TASK TO CARRY OUT ▸ Can all of these lines be returned exactly?

--

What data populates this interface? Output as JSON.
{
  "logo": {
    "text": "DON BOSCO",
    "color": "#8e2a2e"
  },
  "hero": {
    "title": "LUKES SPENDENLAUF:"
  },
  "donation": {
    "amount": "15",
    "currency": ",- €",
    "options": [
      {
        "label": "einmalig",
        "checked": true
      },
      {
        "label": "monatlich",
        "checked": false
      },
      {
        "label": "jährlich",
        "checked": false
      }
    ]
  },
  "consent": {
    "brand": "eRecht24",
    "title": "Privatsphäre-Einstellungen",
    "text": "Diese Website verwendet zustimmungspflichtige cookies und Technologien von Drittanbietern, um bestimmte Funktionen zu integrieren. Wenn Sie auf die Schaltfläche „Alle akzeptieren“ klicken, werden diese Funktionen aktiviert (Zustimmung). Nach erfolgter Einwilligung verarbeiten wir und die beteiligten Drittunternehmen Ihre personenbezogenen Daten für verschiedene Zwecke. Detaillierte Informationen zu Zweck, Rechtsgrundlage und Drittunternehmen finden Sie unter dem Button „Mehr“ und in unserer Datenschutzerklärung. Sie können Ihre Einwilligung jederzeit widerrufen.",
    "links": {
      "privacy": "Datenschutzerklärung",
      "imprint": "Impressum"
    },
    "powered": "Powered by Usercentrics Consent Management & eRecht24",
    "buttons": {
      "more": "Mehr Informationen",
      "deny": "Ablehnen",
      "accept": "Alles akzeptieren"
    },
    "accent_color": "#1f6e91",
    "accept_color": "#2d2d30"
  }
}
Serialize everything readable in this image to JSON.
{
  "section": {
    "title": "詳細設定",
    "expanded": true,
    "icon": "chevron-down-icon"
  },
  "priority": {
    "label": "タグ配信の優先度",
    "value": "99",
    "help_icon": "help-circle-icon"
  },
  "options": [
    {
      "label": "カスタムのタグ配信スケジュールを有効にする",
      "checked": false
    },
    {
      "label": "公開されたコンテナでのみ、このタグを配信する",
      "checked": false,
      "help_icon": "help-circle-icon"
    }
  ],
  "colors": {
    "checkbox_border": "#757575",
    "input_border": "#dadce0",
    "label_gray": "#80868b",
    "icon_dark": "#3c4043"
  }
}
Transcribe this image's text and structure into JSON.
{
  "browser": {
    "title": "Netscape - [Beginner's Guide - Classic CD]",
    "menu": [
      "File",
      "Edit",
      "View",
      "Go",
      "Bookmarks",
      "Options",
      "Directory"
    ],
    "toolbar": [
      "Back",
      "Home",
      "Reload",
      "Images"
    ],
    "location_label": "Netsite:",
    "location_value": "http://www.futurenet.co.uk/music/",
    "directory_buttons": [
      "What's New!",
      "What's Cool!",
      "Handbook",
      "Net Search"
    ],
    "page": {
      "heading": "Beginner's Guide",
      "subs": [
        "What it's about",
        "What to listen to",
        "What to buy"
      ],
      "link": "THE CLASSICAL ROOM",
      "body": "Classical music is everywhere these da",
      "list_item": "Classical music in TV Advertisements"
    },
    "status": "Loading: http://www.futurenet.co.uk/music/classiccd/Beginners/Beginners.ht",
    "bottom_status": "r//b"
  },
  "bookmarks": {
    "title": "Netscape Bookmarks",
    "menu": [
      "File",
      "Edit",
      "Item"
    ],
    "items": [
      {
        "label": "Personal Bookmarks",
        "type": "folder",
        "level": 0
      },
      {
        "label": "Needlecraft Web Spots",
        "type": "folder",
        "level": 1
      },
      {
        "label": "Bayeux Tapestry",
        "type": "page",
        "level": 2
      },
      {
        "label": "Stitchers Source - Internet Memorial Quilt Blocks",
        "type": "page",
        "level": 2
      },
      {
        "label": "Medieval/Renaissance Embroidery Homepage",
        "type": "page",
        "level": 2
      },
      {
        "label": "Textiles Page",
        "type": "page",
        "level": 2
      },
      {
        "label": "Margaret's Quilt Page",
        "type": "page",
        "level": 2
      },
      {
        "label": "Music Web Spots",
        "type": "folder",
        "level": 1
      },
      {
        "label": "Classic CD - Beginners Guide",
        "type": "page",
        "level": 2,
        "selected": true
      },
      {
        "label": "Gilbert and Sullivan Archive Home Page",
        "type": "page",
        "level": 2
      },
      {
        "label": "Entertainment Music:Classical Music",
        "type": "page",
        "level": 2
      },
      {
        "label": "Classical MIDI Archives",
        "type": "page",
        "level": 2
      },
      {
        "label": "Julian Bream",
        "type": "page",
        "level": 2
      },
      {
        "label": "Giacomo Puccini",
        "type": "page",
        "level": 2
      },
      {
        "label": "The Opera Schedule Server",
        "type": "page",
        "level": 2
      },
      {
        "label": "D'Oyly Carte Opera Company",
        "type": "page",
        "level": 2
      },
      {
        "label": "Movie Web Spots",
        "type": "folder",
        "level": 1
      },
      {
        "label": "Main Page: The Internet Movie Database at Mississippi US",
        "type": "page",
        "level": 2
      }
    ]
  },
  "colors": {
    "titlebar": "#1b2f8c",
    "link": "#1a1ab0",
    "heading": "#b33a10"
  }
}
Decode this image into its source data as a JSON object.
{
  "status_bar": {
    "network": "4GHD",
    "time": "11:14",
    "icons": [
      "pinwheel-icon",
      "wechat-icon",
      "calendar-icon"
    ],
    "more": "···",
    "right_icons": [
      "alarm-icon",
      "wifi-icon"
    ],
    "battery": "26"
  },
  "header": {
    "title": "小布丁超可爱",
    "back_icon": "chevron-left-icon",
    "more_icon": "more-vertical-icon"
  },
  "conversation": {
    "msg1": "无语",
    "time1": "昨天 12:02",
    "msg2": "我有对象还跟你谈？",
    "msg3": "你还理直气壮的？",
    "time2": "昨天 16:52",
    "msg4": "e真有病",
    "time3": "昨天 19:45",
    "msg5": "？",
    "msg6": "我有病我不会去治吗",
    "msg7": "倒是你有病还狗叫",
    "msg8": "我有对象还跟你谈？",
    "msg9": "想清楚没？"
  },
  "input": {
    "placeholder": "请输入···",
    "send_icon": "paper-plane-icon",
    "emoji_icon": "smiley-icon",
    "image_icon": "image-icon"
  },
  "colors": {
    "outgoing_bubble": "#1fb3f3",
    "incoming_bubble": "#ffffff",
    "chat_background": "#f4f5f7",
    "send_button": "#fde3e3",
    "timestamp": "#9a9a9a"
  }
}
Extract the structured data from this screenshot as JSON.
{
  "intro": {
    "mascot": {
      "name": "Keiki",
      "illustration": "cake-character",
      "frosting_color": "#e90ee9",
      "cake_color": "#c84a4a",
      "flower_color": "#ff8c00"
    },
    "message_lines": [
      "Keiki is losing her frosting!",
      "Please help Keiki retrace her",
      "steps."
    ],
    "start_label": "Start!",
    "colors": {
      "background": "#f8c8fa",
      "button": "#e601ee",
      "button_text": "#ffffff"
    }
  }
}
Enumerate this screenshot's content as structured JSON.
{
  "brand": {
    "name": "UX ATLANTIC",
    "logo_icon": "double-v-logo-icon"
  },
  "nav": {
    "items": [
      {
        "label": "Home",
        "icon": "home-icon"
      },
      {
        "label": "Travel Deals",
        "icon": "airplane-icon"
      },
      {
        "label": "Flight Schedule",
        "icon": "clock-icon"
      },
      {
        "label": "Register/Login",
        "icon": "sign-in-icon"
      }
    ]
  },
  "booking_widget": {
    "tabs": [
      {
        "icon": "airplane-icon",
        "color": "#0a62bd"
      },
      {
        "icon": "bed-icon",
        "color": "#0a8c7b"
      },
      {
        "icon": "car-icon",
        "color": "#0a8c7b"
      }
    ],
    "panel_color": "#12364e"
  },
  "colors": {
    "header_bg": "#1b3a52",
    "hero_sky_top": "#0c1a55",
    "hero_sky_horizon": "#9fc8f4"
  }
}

--

RESULT OF THE TASK ▸
What data populates this interface? Output as JSON.
{
  "logo": {
    "text": "DON BOSCO",
    "color": "#8e2a2e"
  },
  "hero": {
    "title": "LUKES SPENDENLAUF:"
  },
  "donation": {
    "amount": "15",
    "currency": ",- €",
    "options": [
      {
        "label": "einmalig",
        "checked": true
      },
      {
        "label": "monatlich",
        "checked": false
      },
      {
        "label": "jährlich",
        "checked": false
      }
    ]
  },
  "consent": {
    "brand": "eRecht24",
    "title": "Privatsphäre-Einstellungen",
    "text": "Diese Website verwendet zustimmungspflichtige cookies und Technologien von Drittanbietern, um bestimmte Funktionen zu integrieren. Wenn Sie auf die Schaltfläche „Alle akzeptieren“ klicken, werden diese Funktionen aktiviert (Zustimmung). Nach erfolgter Einwilligung verarbeiten wir und die beteiligten Drittunternehmen Ihre personenbezogenen Daten für verschiedene Zwecke. Detaillierte Informationen zu Zweck, Rechtsgrundlage und Drittunternehmen finden Sie unter dem Button „Mehr“ und in unserer Datenschutzerklärung. Sie können Ihre Einwilligung jederzeit widerrufen.",
    "links": {
      "privacy": "Datenschutzerklärung",
      "imprint": "Impressum"
    },
    "powered": "Powered by Usercentrics Consent Management & eRecht24",
    "buttons": {
      "more": "Mehr Informationen",
      "deny": "Ablehnen",
      "accept": "Alles akzeptieren"
    },
    "accent_color": "#1f6e91",
    "accept_color": "#2d2d30"
  }
}
Serialize everything readable in this image to JSON.
{
  "section": {
    "title": "詳細設定",
    "expanded": true,
    "icon": "chevron-down-icon"
  },
  "priority": {
    "label": "タグ配信の優先度",
    "value": "99",
    "help_icon": "help-circle-icon"
  },
  "options": [
    {
      "label": "カスタムのタグ配信スケジュールを有効にする",
      "checked": false
    },
    {
      "label": "公開されたコンテナでのみ、このタグを配信する",
      "checked": false,
      "help_icon": "help-circle-icon"
    }
  ],
  "colors": {
    "checkbox_border": "#757575",
    "input_border": "#dadce0",
    "label_gray": "#80868b",
    "icon_dark": "#3c4043"
  }
}
Transcribe this image's text and structure into JSON.
{
  "browser": {
    "title": "Netscape - [Beginner's Guide - Classic CD]",
    "menu": [
      "File",
      "Edit",
      "View",
      "Go",
      "Bookmarks",
      "Options",
      "Directory"
    ],
    "toolbar": [
      "Back",
      "Home",
      "Reload",
      "Images"
    ],
    "location_label": "Netsite:",
    "location_value": "http://www.futurenet.co.uk/music/",
    "directory_buttons": [
      "What's New!",
      "What's Cool!",
      "Handbook",
      "Net Search"
    ],
    "page": {
      "heading": "Beginner's Guide",
      "subs": [
        "What it's about",
        "What to listen to",
        "What to buy"
      ],
      "link": "THE CLASSICAL ROOM",
      "body": "Classical music is everywhere these da",
      "list_item": "Classical music in TV Advertisements"
    },
    "status": "Loading: http://www.futurenet.co.uk/music/classiccd/Beginners/Beginners.ht",
    "bottom_status": "r//b"
  },
  "bookmarks": {
    "title": "Netscape Bookmarks",
    "menu": [
      "File",
      "Edit",
      "Item"
    ],
    "items": [
      {
        "label": "Personal Bookmarks",
        "type": "folder",
        "level": 0
      },
      {
        "label": "Needlecraft Web Spots",
        "type": "folder",
        "level": 1
      },
      {
        "label": "Bayeux Tapestry",
        "type": "page",
        "level": 2
      },
      {
        "label": "Stitchers Source - Internet Memorial Quilt Blocks",
        "type": "page",
        "level": 2
      },
      {
        "label": "Medieval/Renaissance Embroidery Homepage",
        "type": "page",
        "level": 2
      },
      {
        "label": "Textiles Page",
        "type": "page",
        "level": 2
      },
      {
        "label": "Margaret's Quilt Page",
        "type": "page",
        "level": 2
      },
      {
        "label": "Music Web Spots",
        "type": "folder",
        "level": 1
      },
      {
        "label": "Classic CD - Beginners Guide",
        "type": "page",
        "level": 2,
        "selected": true
      },
      {
        "label": "Gilbert and Sullivan Archive Home Page",
        "type": "page",
        "level": 2
      },
      {
        "label": "Entertainment Music:Classical Music",
        "type": "page",
        "level": 2
      },
      {
        "label": "Classical MIDI Archives",
        "type": "page",
        "level": 2
      },
      {
        "label": "Julian Bream",
        "type": "page",
        "level": 2
      },
      {
        "label": "Giacomo Puccini",
        "type": "page",
        "level": 2
      },
      {
        "label": "The Opera Schedule Server",
        "type": "page",
        "level": 2
      },
      {
        "label": "D'Oyly Carte Opera Company",
        "type": "page",
        "level": 2
      },
      {
        "label": "Movie Web Spots",
        "type": "folder",
        "level": 1
      },
      {
        "label": "Main Page: The Internet Movie Database at Mississippi US",
        "type": "page",
        "level": 2
      }
    ]
  },
  "colors": {
    "titlebar": "#1b2f8c",
    "link": "#1a1ab0",
    "heading": "#b33a10"
  }
}
Decode this image into its source data as a JSON object.
{
  "status_bar": {
    "network": "4GHD",
    "time": "11:14",
    "icons": [
      "pinwheel-icon",
      "wechat-icon",
      "calendar-icon"
    ],
    "more": "···",
    "right_icons": [
      "alarm-icon",
      "wifi-icon"
    ],
    "battery": "26"
  },
  "header": {
    "title": "小布丁超可爱",
    "back_icon": "chevron-left-icon",
    "more_icon": "more-vertical-icon"
  },
  "conversation": {
    "msg1": "无语",
    "time1": "昨天 12:02",
    "msg2": "我有对象还跟你谈？",
    "msg3": "你还理直气壮的？",
    "time2": "昨天 16:52",
    "msg4": "e真有病",
    "time3": "昨天 19:45",
    "msg5": "？",
    "msg6": "我有病我不会去治吗",
    "msg7": "倒是你有病还狗叫",
    "msg8": "我有对象还跟你谈？",
    "msg9": "想清楚没？"
  },
  "input": {
    "placeholder": "请输入···",
    "send_icon": "paper-plane-icon",
    "emoji_icon": "smiley-icon",
    "image_icon": "image-icon"
  },
  "colors": {
    "outgoing_bubble": "#1fb3f3",
    "incoming_bubble": "#ffffff",
    "chat_background": "#f4f5f7",
    "send_button": "#fde3e3",
    "timestamp": "#9a9a9a"
  }
}
Extract the structured data from this screenshot as JSON.
{
  "intro": {
    "mascot": {
      "name": "Keiki",
      "illustration": "cake-character",
      "frosting_color": "#e90ee9",
      "cake_color": "#c84a4a",
      "flower_color": "#ff8c00"
    },
    "message_lines": [
      "Keiki is losing her frosting!",
      "Please help Keiki retrace her",
      "steps."
    ],
    "start_label": "Start!",
    "colors": {
      "background": "#f8c8fa",
      "button": "#e601ee",
      "button_text": "#ffffff"
    }
  }
}
Enumerate this screenshot's content as structured JSON.
{
  "brand": {
    "name": "UX ATLANTIC",
    "logo_icon": "double-v-logo-icon"
  },
  "nav": {
    "items": [
      {
        "label": "Home",
        "icon": "home-icon"
      },
      {
        "label": "Travel Deals",
        "icon": "airplane-icon"
      },
      {
        "label": "Flight Schedule",
        "icon": "clock-icon"
      },
      {
        "label": "Register/Login",
        "icon": "sign-in-icon"
      }
    ]
  },
  "booking_widget": {
    "tabs": [
      {
        "icon": "airplane-icon",
        "color": "#0a62bd"
      },
      {
        "icon": "bed-icon",
        "color": "#0a8c7b"
      },
      {
        "icon": "car-icon",
        "color": "#0a8c7b"
      }
    ],
    "panel_color": "#12364e"
  },
  "colors": {
    "header_bg": "#1b3a52",
    "hero_sky_top": "#0c1a55",
    "hero_sky_horizon": "#9fc8f4"
  }
}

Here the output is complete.